WHAT IS EXPECTED.
Set down the whole listing verbatim.

Begin TASK INPUT

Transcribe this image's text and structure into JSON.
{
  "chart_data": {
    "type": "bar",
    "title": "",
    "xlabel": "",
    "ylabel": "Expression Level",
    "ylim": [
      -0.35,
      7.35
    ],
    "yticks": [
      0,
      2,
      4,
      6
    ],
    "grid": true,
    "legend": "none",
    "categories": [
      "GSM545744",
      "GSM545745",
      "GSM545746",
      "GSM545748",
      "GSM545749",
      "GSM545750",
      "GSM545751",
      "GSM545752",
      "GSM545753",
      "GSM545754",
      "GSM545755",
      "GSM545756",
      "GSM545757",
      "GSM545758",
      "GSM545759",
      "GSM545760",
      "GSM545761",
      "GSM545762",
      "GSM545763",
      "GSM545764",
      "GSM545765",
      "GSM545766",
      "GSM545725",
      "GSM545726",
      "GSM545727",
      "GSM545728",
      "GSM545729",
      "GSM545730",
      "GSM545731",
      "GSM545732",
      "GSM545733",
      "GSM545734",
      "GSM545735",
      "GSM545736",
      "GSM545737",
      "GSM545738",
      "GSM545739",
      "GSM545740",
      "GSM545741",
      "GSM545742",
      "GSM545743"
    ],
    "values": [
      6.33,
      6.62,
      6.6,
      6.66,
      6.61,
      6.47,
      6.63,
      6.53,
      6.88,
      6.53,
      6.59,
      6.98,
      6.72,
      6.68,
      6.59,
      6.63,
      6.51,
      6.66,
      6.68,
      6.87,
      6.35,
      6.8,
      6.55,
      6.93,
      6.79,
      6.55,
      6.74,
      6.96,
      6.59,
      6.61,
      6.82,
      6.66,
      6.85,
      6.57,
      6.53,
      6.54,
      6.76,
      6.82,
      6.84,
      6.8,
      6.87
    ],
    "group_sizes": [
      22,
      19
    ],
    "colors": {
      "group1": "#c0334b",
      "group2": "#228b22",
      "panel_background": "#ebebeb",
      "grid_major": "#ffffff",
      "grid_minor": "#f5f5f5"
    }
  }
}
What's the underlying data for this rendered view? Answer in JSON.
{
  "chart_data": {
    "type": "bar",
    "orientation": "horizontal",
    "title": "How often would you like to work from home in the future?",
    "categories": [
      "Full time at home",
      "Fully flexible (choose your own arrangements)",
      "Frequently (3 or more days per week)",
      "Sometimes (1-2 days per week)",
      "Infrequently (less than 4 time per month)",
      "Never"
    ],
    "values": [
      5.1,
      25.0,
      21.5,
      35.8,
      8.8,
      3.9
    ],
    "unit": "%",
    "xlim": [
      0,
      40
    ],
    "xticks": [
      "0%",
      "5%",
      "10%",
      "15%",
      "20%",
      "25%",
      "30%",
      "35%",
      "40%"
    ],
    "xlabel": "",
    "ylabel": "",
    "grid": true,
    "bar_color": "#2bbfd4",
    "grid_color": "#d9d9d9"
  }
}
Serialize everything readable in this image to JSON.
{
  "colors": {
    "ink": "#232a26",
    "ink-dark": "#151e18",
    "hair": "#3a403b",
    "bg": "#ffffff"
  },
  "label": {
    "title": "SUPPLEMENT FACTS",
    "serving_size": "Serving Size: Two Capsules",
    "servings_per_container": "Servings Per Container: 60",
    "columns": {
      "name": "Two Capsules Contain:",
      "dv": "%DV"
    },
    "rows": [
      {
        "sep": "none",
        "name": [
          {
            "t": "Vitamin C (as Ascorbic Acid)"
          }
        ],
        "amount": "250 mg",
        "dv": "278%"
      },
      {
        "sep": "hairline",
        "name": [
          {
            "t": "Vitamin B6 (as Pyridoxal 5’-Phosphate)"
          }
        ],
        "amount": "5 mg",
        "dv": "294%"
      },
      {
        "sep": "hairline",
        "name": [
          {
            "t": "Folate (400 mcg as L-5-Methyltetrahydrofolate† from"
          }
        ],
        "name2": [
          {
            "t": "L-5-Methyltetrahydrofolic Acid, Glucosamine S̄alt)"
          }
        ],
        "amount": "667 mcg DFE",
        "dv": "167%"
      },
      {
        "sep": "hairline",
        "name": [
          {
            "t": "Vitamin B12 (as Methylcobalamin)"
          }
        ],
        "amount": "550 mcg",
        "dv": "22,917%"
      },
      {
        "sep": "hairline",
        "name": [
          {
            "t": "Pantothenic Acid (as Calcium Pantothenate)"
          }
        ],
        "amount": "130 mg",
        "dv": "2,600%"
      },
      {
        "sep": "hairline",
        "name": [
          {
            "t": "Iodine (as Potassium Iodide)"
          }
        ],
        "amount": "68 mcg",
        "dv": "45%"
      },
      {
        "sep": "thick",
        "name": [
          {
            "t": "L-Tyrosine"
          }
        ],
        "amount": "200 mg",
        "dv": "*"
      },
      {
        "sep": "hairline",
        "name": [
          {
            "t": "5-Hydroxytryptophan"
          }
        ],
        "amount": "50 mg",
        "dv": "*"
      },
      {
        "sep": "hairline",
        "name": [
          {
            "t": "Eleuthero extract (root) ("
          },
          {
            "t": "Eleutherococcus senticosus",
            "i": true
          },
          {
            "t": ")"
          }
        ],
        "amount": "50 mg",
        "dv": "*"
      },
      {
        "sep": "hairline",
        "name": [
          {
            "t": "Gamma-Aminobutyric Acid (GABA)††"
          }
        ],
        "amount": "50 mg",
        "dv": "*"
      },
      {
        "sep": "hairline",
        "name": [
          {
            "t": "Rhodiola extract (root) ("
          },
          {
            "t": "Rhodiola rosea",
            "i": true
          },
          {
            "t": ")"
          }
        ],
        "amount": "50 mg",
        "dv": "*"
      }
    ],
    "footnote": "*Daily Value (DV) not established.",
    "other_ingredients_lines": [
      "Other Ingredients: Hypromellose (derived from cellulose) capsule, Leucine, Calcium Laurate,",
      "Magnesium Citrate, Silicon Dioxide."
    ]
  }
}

End TASK INPUT

RESPONSE FOR THIS EXERCISE.
Transcribe this image's text and structure into JSON.
{
  "chart_data": {
    "type": "bar",
    "title": "",
    "xlabel": "",
    "ylabel": "Expression Level",
    "ylim": [
      -0.35,
      7.35
    ],
    "yticks": [
      0,
      2,
      4,
      6
    ],
    "grid": true,
    "legend": "none",
    "categories": [
      "GSM545744",
      "GSM545745",
      "GSM545746",
      "GSM545748",
      "GSM545749",
      "GSM545750",
      "GSM545751",
      "GSM545752",
      "GSM545753",
      "GSM545754",
      "GSM545755",
      "GSM545756",
      "GSM545757",
      "GSM545758",
      "GSM545759",
      "GSM545760",
      "GSM545761",
      "GSM545762",
      "GSM545763",
      "GSM545764",
      "GSM545765",
      "GSM545766",
      "GSM545725",
      "GSM545726",
      "GSM545727",
      "GSM545728",
      "GSM545729",
      "GSM545730",
      "GSM545731",
      "GSM545732",
      "GSM545733",
      "GSM545734",
      "GSM545735",
      "GSM545736",
      "GSM545737",
      "GSM545738",
      "GSM545739",
      "GSM545740",
      "GSM545741",
      "GSM545742",
      "GSM545743"
    ],
    "values": [
      6.33,
      6.62,
      6.6,
      6.66,
      6.61,
      6.47,
      6.63,
      6.53,
      6.88,
      6.53,
      6.59,
      6.98,
      6.72,
      6.68,
      6.59,
      6.63,
      6.51,
      6.66,
      6.68,
      6.87,
      6.35,
      6.8,
      6.55,
      6.93,
      6.79,
      6.55,
      6.74,
      6.96,
      6.59,
      6.61,
      6.82,
      6.66,
      6.85,
      6.57,
      6.53,
      6.54,
      6.76,
      6.82,
      6.84,
      6.8,
      6.87
    ],
    "group_sizes": [
      22,
      19
    ],
    "colors": {
      "group1": "#c0334b",
      "group2": "#228b22",
      "panel_background": "#ebebeb",
      "grid_major": "#ffffff",
      "grid_minor": "#f5f5f5"
    }
  }
}
What's the underlying data for this rendered view? Answer in JSON.
{
  "chart_data": {
    "type": "bar",
    "orientation": "horizontal",
    "title": "How often would you like to work from home in the future?",
    "categories": [
      "Full time at home",
      "Fully flexible (choose your own arrangements)",
      "Frequently (3 or more days per week)",
      "Sometimes (1-2 days per week)",
      "Infrequently (less than 4 time per month)",
      "Never"
    ],
    "values": [
      5.1,
      25.0,
      21.5,
      35.8,
      8.8,
      3.9
    ],
    "unit": "%",
    "xlim": [
      0,
      40
    ],
    "xticks": [
      "0%",
      "5%",
      "10%",
      "15%",
      "20%",
      "25%",
      "30%",
      "35%",
      "40%"
    ],
    "xlabel": "",
    "ylabel": "",
    "grid": true,
    "bar_color": "#2bbfd4",
    "grid_color": "#d9d9d9"
  }
}
Serialize everything readable in this image to JSON.
{
  "colors": {
    "ink": "#232a26",
    "ink-dark": "#151e18",
    "hair": "#3a403b",
    "bg": "#ffffff"
  },
  "label": {
    "title": "SUPPLEMENT FACTS",
    "serving_size": "Serving Size: Two Capsules",
    "servings_per_container": "Servings Per Container: 60",
    "columns": {
      "name": "Two Capsules Contain:",
      "dv": "%DV"
    },
    "rows": [
      {
        "sep": "none",
        "name": [
          {
            "t": "Vitamin C (as Ascorbic Acid)"
          }
        ],
        "amount": "250 mg",
        "dv": "278%"
      },
      {
        "sep": "hairline",
        "name": [
          {
            "t": "Vitamin B6 (as Pyridoxal 5’-Phosphate)"
          }
        ],
        "amount": "5 mg",
        "dv": "294%"
      },
      {
        "sep": "hairline",
        "name": [
          {
            "t": "Folate (400 mcg as L-5-Methyltetrahydrofolate† from"
          }
        ],
        "name2": [
          {
            "t": "L-5-Methyltetrahydrofolic Acid, Glucosamine S̄alt)"
          }
        ],
        "amount": "667 mcg DFE",
        "dv": "167%"
      },
      {
        "sep": "hairline",
        "name": [
          {
            "t": "Vitamin B12 (as Methylcobalamin)"
          }
        ],
        "amount": "550 mcg",
        "dv": "22,917%"
      },
      {
        "sep": "hairline",
        "name": [
          {
            "t": "Pantothenic Acid (as Calcium Pantothenate)"
          }
        ],
        "amount": "130 mg",
        "dv": "2,600%"
      },
      {
        "sep": "hairline",
        "name": [
          {
            "t": "Iodine (as Potassium Iodide)"
          }
        ],
        "amount": "68 mcg",
        "dv": "45%"
      },
      {
        "sep": "thick",
        "name": [
          {
            "t": "L-Tyrosine"
          }
        ],
        "amount": "200 mg",
        "dv": "*"
      },
      {
        "sep": "hairline",
        "name": [
          {
            "t": "5-Hydroxytryptophan"
          }
        ],
        "amount": "50 mg",
        "dv": "*"
      },
      {
        "sep": "hairline",
        "name": [
          {
            "t": "Eleuthero extract (root) ("
          },
          {
            "t": "Eleutherococcus senticosus",
            "i": true
          },
          {
            "t": ")"
          }
        ],
        "amount": "50 mg",
        "dv": "*"
      },
      {
        "sep": "hairline",
        "name": [
          {
            "t": "Gamma-Aminobutyric Acid (GABA)††"
          }
        ],
        "amount": "50 mg",
        "dv": "*"
      },
      {
        "sep": "hairline",
        "name": [
          {
            "t": "Rhodiola extract (root) ("
          },
          {
            "t": "Rhodiola rosea",
            "i": true
          },
          {
            "t": ")"
          }
        ],
        "amount": "50 mg",
        "dv": "*"
      }
    ],
    "footnote": "*Daily Value (DV) not established.",
    "other_ingredients_lines": [
      "Other Ingredients: Hypromellose (derived from cellulose) capsule, Leucine, Calcium Laurate,",
      "Magnesium Citrate, Silicon Dioxide."
    ]
  }
}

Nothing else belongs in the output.